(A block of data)
· · · ·
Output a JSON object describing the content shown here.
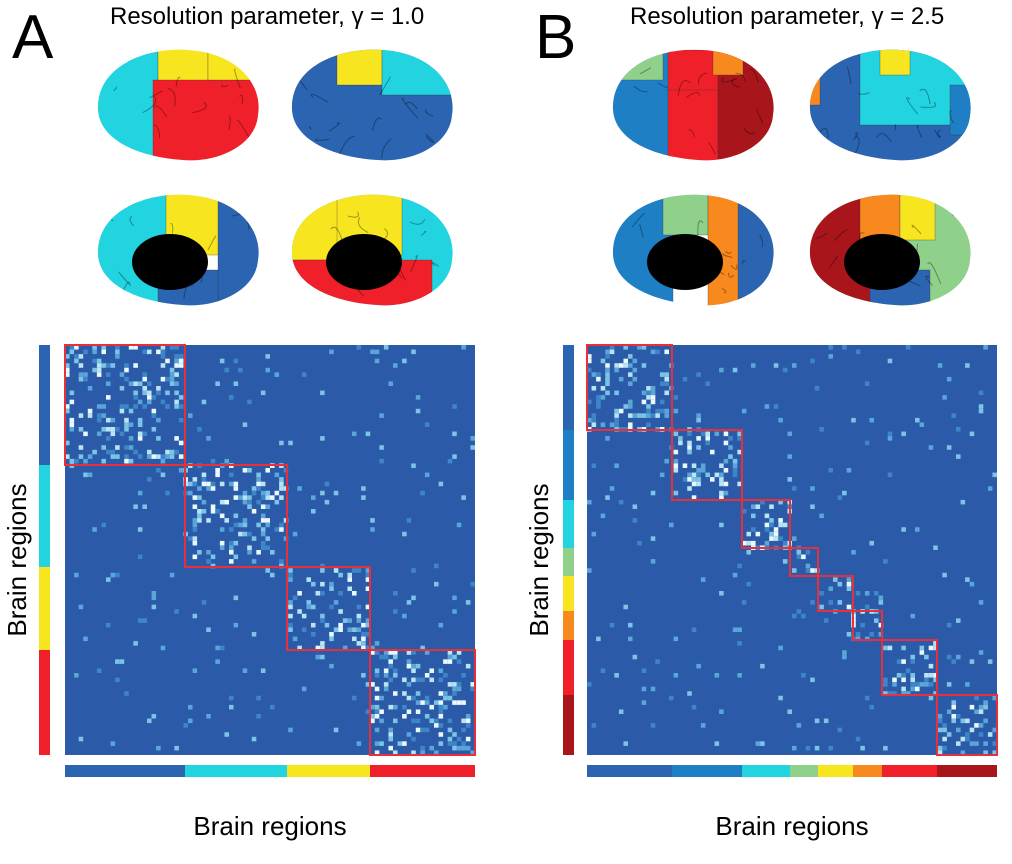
{
  "panels": [
    {
      "label": "A",
      "title": "Resolution parameter, γ = 1.0",
      "y_label": "Brain regions",
      "x_label": "Brain regions"
    },
    {
      "label": "B",
      "title": "Resolution parameter, γ = 2.5",
      "y_label": "Brain regions",
      "x_label": "Brain regions"
    }
  ]
}
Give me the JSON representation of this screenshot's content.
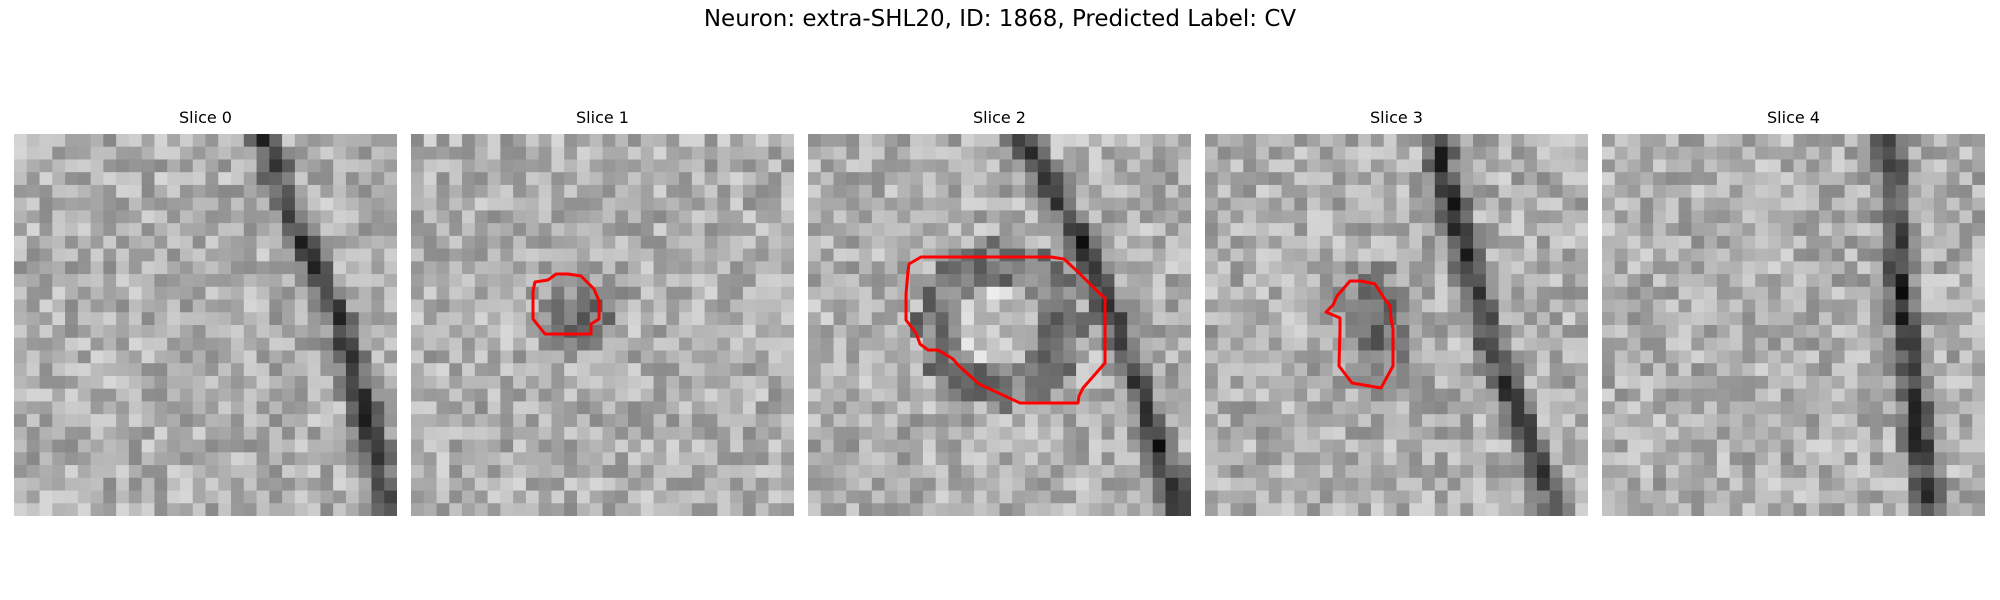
· · · ·
• GIVEN PROBLEM:
Copy the records exactly. Skip the pictures.

• SOLUTION TO THIS PROBLEM:
Output a JSON object describing the content shown here.
{
  "panels": [
    {
      "label": "A",
      "title": "Resolution parameter, γ = 1.0",
      "y_label": "Brain regions",
      "x_label": "Brain regions"
    },
    {
      "label": "B",
      "title": "Resolution parameter, γ = 2.5",
      "y_label": "Brain regions",
      "x_label": "Brain regions"
    }
  ]
}
Give me the JSON representation of this screenshot's content.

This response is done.